*REQUIRED TASK*:
Track down every line below that holds "zoom" and copy it.

◆ ◆ ◆ ◆

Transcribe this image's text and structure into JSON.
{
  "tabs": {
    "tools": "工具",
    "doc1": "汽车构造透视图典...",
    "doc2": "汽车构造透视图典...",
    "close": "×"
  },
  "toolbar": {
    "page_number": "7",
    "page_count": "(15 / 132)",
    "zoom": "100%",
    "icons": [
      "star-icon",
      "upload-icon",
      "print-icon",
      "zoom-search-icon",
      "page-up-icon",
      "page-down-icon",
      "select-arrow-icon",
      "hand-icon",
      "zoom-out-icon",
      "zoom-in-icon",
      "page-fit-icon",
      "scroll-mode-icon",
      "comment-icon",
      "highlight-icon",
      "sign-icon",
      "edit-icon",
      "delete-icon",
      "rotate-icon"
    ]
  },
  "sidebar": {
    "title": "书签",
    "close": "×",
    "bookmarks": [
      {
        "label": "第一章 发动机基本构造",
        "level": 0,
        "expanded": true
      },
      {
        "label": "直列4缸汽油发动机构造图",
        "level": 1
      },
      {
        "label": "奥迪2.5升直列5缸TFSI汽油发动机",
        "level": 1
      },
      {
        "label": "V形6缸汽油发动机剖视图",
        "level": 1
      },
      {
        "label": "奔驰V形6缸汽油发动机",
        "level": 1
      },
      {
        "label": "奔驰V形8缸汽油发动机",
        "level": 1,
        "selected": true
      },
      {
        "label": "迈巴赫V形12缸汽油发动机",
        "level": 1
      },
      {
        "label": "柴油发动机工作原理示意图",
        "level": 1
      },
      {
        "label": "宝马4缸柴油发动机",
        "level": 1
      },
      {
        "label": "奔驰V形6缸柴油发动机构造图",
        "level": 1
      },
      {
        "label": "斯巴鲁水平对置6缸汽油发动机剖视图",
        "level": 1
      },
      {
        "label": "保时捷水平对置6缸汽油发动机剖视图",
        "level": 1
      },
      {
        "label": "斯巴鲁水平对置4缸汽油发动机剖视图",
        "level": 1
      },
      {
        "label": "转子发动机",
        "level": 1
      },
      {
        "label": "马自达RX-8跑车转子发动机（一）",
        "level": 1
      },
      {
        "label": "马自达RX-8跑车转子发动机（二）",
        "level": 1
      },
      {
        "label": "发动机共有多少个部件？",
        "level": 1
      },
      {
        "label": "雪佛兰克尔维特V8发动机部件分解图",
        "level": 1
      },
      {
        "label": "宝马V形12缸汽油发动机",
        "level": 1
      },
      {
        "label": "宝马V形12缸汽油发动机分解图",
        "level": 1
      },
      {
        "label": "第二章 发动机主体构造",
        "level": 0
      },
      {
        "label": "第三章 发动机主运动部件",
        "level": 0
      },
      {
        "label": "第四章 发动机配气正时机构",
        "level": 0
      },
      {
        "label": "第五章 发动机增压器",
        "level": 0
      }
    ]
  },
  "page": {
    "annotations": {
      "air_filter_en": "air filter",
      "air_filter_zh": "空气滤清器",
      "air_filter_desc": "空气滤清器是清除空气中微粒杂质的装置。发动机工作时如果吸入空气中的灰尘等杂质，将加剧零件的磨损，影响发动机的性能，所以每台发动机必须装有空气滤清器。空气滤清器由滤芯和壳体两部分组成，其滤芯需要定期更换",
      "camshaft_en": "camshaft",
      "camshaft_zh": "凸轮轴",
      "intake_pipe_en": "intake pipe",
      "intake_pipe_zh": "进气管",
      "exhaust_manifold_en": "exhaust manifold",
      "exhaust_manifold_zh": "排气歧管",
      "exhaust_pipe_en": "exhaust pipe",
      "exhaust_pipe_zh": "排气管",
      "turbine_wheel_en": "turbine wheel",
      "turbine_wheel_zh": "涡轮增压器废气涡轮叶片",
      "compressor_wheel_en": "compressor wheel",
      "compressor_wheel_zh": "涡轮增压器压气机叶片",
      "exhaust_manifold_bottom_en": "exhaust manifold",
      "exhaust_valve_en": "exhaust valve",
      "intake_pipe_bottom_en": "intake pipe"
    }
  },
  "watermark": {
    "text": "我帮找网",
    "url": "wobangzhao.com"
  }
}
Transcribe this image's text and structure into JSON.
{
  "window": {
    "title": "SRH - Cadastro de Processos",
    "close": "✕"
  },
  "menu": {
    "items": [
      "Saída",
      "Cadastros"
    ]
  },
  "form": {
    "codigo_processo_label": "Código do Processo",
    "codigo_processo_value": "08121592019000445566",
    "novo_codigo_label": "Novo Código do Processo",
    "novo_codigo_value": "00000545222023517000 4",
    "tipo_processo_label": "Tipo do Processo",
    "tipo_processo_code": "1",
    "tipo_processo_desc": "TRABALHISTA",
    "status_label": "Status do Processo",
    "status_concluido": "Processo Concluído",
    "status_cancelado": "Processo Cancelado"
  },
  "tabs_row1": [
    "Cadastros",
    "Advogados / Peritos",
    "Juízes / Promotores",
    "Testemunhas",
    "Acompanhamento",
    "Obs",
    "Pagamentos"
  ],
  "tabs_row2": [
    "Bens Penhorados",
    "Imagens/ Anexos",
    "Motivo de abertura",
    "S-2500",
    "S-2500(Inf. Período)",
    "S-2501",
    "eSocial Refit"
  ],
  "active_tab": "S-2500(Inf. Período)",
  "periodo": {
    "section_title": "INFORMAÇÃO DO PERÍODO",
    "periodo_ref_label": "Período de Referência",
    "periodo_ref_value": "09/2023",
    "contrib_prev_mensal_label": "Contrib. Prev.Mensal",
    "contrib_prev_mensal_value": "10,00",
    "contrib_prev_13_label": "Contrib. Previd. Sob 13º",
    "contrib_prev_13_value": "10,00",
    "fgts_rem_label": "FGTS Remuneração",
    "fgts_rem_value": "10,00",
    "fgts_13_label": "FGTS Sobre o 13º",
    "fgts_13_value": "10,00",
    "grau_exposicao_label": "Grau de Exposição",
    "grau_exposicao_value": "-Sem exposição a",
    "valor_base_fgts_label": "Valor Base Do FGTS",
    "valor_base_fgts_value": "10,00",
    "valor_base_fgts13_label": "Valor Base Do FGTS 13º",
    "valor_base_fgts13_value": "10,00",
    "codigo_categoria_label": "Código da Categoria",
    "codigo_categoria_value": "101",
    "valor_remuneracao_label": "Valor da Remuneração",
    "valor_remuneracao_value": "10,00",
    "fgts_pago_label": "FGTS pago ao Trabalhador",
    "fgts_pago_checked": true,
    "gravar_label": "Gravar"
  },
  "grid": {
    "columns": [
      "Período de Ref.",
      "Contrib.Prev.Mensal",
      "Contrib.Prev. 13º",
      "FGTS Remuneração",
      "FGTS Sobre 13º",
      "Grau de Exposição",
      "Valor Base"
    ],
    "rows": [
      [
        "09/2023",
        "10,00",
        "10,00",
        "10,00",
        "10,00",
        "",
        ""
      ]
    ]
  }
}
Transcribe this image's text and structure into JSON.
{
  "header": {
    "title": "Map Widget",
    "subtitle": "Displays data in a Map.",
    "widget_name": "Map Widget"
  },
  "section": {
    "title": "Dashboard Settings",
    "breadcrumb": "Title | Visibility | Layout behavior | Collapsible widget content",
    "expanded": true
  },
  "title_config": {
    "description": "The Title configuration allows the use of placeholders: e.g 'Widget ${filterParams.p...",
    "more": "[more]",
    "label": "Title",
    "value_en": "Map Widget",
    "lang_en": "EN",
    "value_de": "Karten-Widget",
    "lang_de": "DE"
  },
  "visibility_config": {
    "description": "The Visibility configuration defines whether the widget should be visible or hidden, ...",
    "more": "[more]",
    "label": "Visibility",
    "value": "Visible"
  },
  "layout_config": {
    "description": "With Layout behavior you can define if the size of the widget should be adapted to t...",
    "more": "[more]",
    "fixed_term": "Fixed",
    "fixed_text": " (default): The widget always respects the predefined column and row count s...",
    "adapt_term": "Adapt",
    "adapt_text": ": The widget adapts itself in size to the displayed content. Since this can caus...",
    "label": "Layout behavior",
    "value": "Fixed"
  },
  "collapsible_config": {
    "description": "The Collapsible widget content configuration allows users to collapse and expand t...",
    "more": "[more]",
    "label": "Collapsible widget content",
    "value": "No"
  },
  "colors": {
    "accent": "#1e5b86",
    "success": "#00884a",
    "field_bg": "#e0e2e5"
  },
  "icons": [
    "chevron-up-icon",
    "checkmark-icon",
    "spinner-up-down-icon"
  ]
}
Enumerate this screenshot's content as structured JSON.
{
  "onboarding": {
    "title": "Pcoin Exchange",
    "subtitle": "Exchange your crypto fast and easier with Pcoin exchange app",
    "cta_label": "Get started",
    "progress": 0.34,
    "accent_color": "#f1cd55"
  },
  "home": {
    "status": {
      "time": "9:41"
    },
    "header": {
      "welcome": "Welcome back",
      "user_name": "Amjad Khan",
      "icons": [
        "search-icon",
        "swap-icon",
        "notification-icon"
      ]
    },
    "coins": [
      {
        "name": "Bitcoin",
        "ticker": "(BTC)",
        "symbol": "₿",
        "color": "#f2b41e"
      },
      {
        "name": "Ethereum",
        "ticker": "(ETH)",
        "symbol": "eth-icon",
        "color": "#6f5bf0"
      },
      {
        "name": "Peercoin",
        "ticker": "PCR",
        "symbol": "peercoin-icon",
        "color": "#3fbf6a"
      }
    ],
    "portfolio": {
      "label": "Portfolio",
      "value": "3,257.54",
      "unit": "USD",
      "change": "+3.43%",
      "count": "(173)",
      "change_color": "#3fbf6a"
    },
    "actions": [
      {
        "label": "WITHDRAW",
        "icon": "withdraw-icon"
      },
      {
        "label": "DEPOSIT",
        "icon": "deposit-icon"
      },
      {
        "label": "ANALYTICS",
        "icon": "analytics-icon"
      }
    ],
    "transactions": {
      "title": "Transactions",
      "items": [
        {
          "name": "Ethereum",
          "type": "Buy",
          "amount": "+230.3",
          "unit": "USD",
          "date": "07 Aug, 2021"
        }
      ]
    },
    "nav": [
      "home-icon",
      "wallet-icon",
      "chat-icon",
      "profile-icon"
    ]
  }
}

◆ ◆ ◆ ◆

*SOLUTION TO THE PROBLEM*:
    "zoom": "100%",
      "zoom-search-icon",
      "zoom-out-icon",
      "zoom-in-icon",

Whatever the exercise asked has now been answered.